# Exercise instructions
All of the records below must be output exactly, with no pictures carried over.

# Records

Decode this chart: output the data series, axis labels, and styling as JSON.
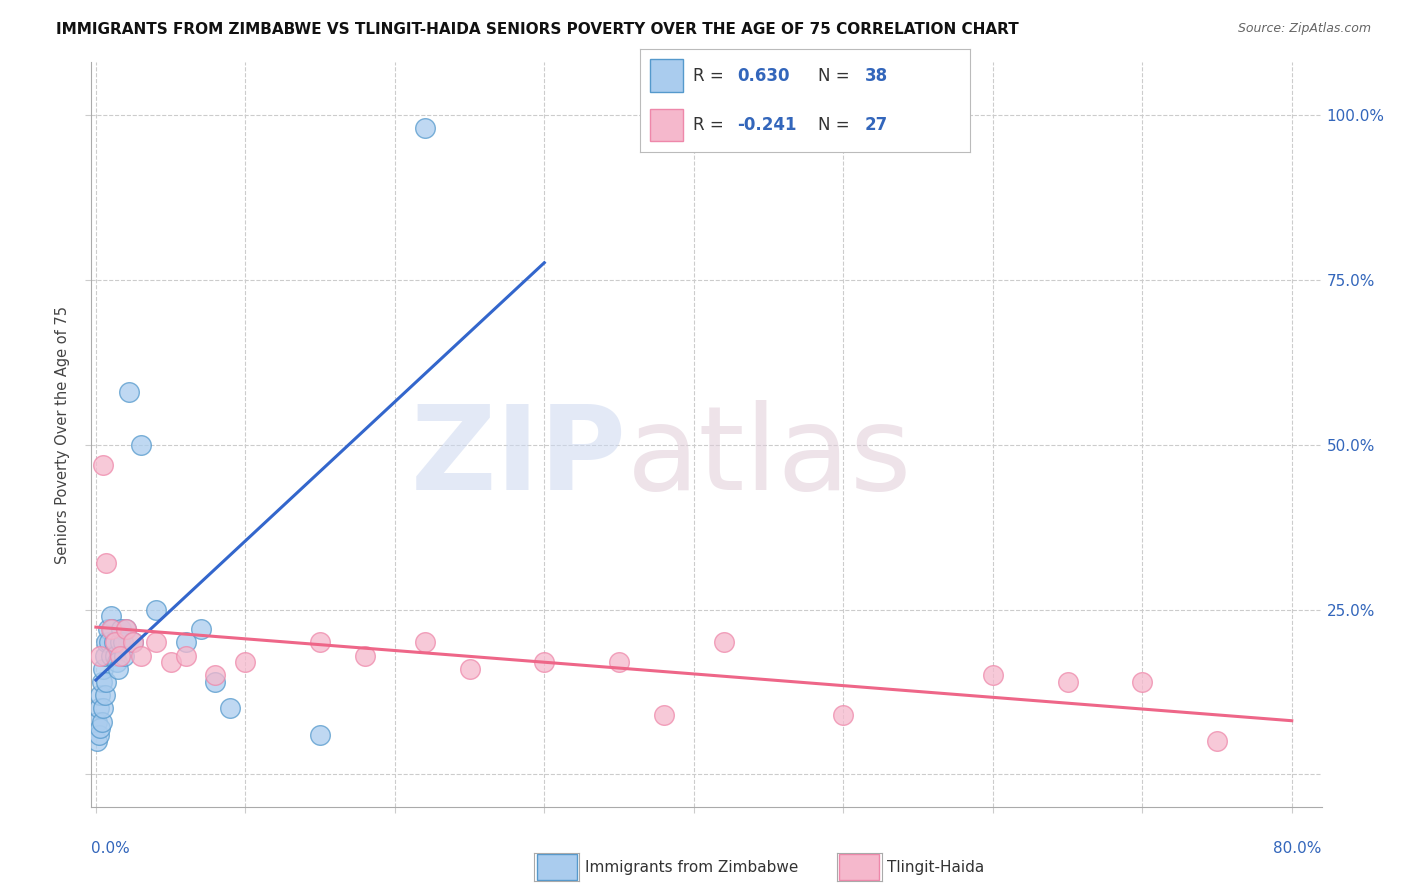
{
  "title": "IMMIGRANTS FROM ZIMBABWE VS TLINGIT-HAIDA SENIORS POVERTY OVER THE AGE OF 75 CORRELATION CHART",
  "source": "Source: ZipAtlas.com",
  "ylabel": "Seniors Poverty Over the Age of 75",
  "legend_blue_r": "0.630",
  "legend_blue_n": "38",
  "legend_pink_r": "-0.241",
  "legend_pink_n": "27",
  "legend_blue_label": "Immigrants from Zimbabwe",
  "legend_pink_label": "Tlingit-Haida",
  "blue_fill": "#aaccee",
  "blue_edge": "#5599cc",
  "pink_fill": "#f5b8cc",
  "pink_edge": "#ee88aa",
  "blue_line": "#3366cc",
  "pink_line": "#ee6688",
  "text_dark": "#333333",
  "text_blue": "#3366bb",
  "grid_color": "#cccccc",
  "blue_x": [
    0.001,
    0.001,
    0.002,
    0.002,
    0.003,
    0.003,
    0.004,
    0.004,
    0.005,
    0.005,
    0.006,
    0.006,
    0.007,
    0.007,
    0.008,
    0.009,
    0.01,
    0.01,
    0.011,
    0.012,
    0.013,
    0.014,
    0.015,
    0.016,
    0.017,
    0.018,
    0.019,
    0.02,
    0.022,
    0.025,
    0.03,
    0.04,
    0.06,
    0.07,
    0.08,
    0.09,
    0.15,
    0.22
  ],
  "blue_y": [
    0.05,
    0.08,
    0.06,
    0.1,
    0.07,
    0.12,
    0.08,
    0.14,
    0.1,
    0.16,
    0.12,
    0.18,
    0.14,
    0.2,
    0.22,
    0.2,
    0.18,
    0.24,
    0.22,
    0.2,
    0.18,
    0.17,
    0.16,
    0.2,
    0.22,
    0.2,
    0.18,
    0.22,
    0.58,
    0.2,
    0.5,
    0.25,
    0.2,
    0.22,
    0.14,
    0.1,
    0.06,
    0.98
  ],
  "pink_x": [
    0.003,
    0.005,
    0.007,
    0.01,
    0.013,
    0.016,
    0.02,
    0.025,
    0.03,
    0.04,
    0.05,
    0.06,
    0.08,
    0.1,
    0.15,
    0.18,
    0.22,
    0.25,
    0.3,
    0.35,
    0.38,
    0.42,
    0.5,
    0.6,
    0.65,
    0.7,
    0.75
  ],
  "pink_y": [
    0.18,
    0.47,
    0.32,
    0.22,
    0.2,
    0.18,
    0.22,
    0.2,
    0.18,
    0.2,
    0.17,
    0.18,
    0.15,
    0.17,
    0.2,
    0.18,
    0.2,
    0.16,
    0.17,
    0.17,
    0.09,
    0.2,
    0.09,
    0.15,
    0.14,
    0.14,
    0.05
  ],
  "xlim_min": -0.003,
  "xlim_max": 0.82,
  "ylim_min": -0.05,
  "ylim_max": 1.08,
  "yticks": [
    0.0,
    0.25,
    0.5,
    0.75,
    1.0
  ],
  "ytick_labels_right": [
    "",
    "25.0%",
    "50.0%",
    "75.0%",
    "100.0%"
  ],
  "xtick_label_left": "0.0%",
  "xtick_label_right": "80.0%"
}
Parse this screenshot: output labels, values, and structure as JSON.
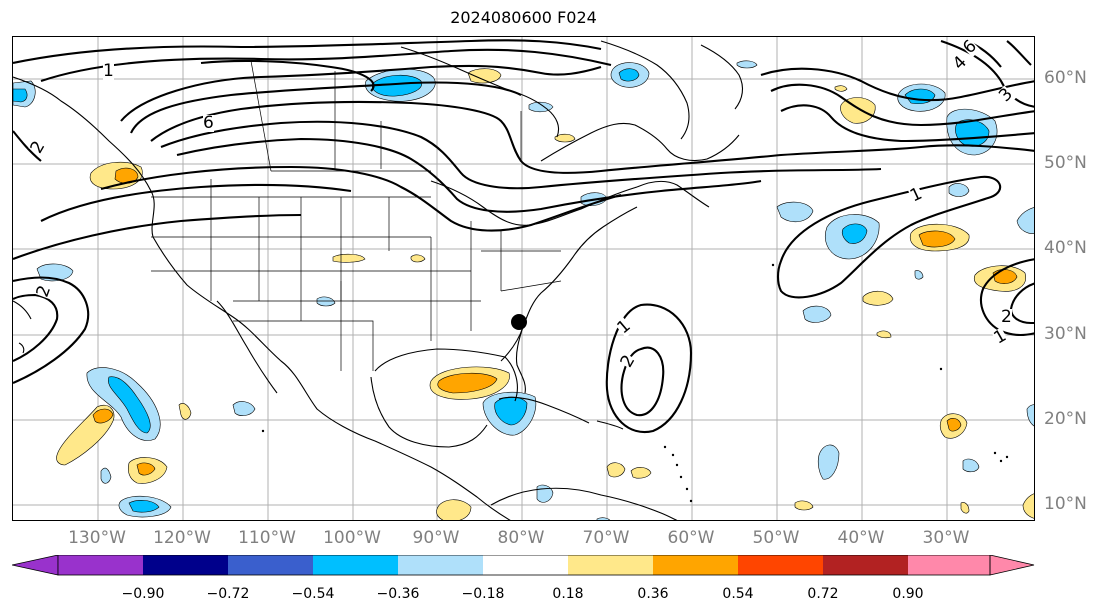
{
  "title": "2024080600 F024",
  "lon_labels": [
    "130°W",
    "120°W",
    "110°W",
    "100°W",
    "90°W",
    "80°W",
    "70°W",
    "60°W",
    "50°W",
    "40°W",
    "30°W"
  ],
  "lat_labels": [
    "60°N",
    "50°N",
    "40°N",
    "30°N",
    "20°N",
    "10°N"
  ],
  "contour_labels": {
    "c1": "1",
    "c2": "2",
    "c6": "6",
    "c4": "4",
    "c3": "3"
  },
  "colorbar": {
    "ticks": [
      "−0.90",
      "−0.72",
      "−0.54",
      "−0.36",
      "−0.18",
      "0.18",
      "0.36",
      "0.54",
      "0.72",
      "0.90"
    ],
    "colors": [
      "#9932cc",
      "#00008b",
      "#3a5fcd",
      "#00bfff",
      "#afe0fa",
      "#ffffff",
      "#ffe88a",
      "#ffa500",
      "#ff4500",
      "#b22222",
      "#ff88aa"
    ]
  },
  "fill_colors": {
    "light_blue": "#afe0fa",
    "blue": "#00bfff",
    "yellow": "#ffe88a",
    "orange": "#ffa500"
  }
}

# Response for this exercise
Decode this chart: output the data series, axis labels, and styling as JSON.
{
  "title": "IMMIGRANTS FROM ZIMBABWE VS TLINGIT-HAIDA SENIORS POVERTY OVER THE AGE OF 75 CORRELATION CHART",
  "source": "Source: ZipAtlas.com",
  "ylabel": "Seniors Poverty Over the Age of 75",
  "legend_blue_r": "0.630",
  "legend_blue_n": "38",
  "legend_pink_r": "-0.241",
  "legend_pink_n": "27",
  "legend_blue_label": "Immigrants from Zimbabwe",
  "legend_pink_label": "Tlingit-Haida",
  "blue_fill": "#aaccee",
  "blue_edge": "#5599cc",
  "pink_fill": "#f5b8cc",
  "pink_edge": "#ee88aa",
  "blue_line": "#3366cc",
  "pink_line": "#ee6688",
  "text_dark": "#333333",
  "text_blue": "#3366bb",
  "grid_color": "#cccccc",
  "blue_x": [
    0.001,
    0.001,
    0.002,
    0.002,
    0.003,
    0.003,
    0.004,
    0.004,
    0.005,
    0.005,
    0.006,
    0.006,
    0.007,
    0.007,
    0.008,
    0.009,
    0.01,
    0.01,
    0.011,
    0.012,
    0.013,
    0.014,
    0.015,
    0.016,
    0.017,
    0.018,
    0.019,
    0.02,
    0.022,
    0.025,
    0.03,
    0.04,
    0.06,
    0.07,
    0.08,
    0.09,
    0.15,
    0.22
  ],
  "blue_y": [
    0.05,
    0.08,
    0.06,
    0.1,
    0.07,
    0.12,
    0.08,
    0.14,
    0.1,
    0.16,
    0.12,
    0.18,
    0.14,
    0.2,
    0.22,
    0.2,
    0.18,
    0.24,
    0.22,
    0.2,
    0.18,
    0.17,
    0.16,
    0.2,
    0.22,
    0.2,
    0.18,
    0.22,
    0.58,
    0.2,
    0.5,
    0.25,
    0.2,
    0.22,
    0.14,
    0.1,
    0.06,
    0.98
  ],
  "pink_x": [
    0.003,
    0.005,
    0.007,
    0.01,
    0.013,
    0.016,
    0.02,
    0.025,
    0.03,
    0.04,
    0.05,
    0.06,
    0.08,
    0.1,
    0.15,
    0.18,
    0.22,
    0.25,
    0.3,
    0.35,
    0.38,
    0.42,
    0.5,
    0.6,
    0.65,
    0.7,
    0.75
  ],
  "pink_y": [
    0.18,
    0.47,
    0.32,
    0.22,
    0.2,
    0.18,
    0.22,
    0.2,
    0.18,
    0.2,
    0.17,
    0.18,
    0.15,
    0.17,
    0.2,
    0.18,
    0.2,
    0.16,
    0.17,
    0.17,
    0.09,
    0.2,
    0.09,
    0.15,
    0.14,
    0.14,
    0.05
  ],
  "xlim_min": -0.003,
  "xlim_max": 0.82,
  "ylim_min": -0.05,
  "ylim_max": 1.08,
  "yticks": [
    0.0,
    0.25,
    0.5,
    0.75,
    1.0
  ],
  "ytick_labels_right": [
    "",
    "25.0%",
    "50.0%",
    "75.0%",
    "100.0%"
  ],
  "xtick_label_left": "0.0%",
  "xtick_label_right": "80.0%"
}
Parse this screenshot: output labels, values, and structure as JSON.
{
  "title": "2024080600 F024",
  "lon_labels": [
    "130°W",
    "120°W",
    "110°W",
    "100°W",
    "90°W",
    "80°W",
    "70°W",
    "60°W",
    "50°W",
    "40°W",
    "30°W"
  ],
  "lat_labels": [
    "60°N",
    "50°N",
    "40°N",
    "30°N",
    "20°N",
    "10°N"
  ],
  "contour_labels": {
    "c1": "1",
    "c2": "2",
    "c6": "6",
    "c4": "4",
    "c3": "3"
  },
  "colorbar": {
    "ticks": [
      "−0.90",
      "−0.72",
      "−0.54",
      "−0.36",
      "−0.18",
      "0.18",
      "0.36",
      "0.54",
      "0.72",
      "0.90"
    ],
    "colors": [
      "#9932cc",
      "#00008b",
      "#3a5fcd",
      "#00bfff",
      "#afe0fa",
      "#ffffff",
      "#ffe88a",
      "#ffa500",
      "#ff4500",
      "#b22222",
      "#ff88aa"
    ]
  },
  "fill_colors": {
    "light_blue": "#afe0fa",
    "blue": "#00bfff",
    "yellow": "#ffe88a",
    "orange": "#ffa500"
  }
}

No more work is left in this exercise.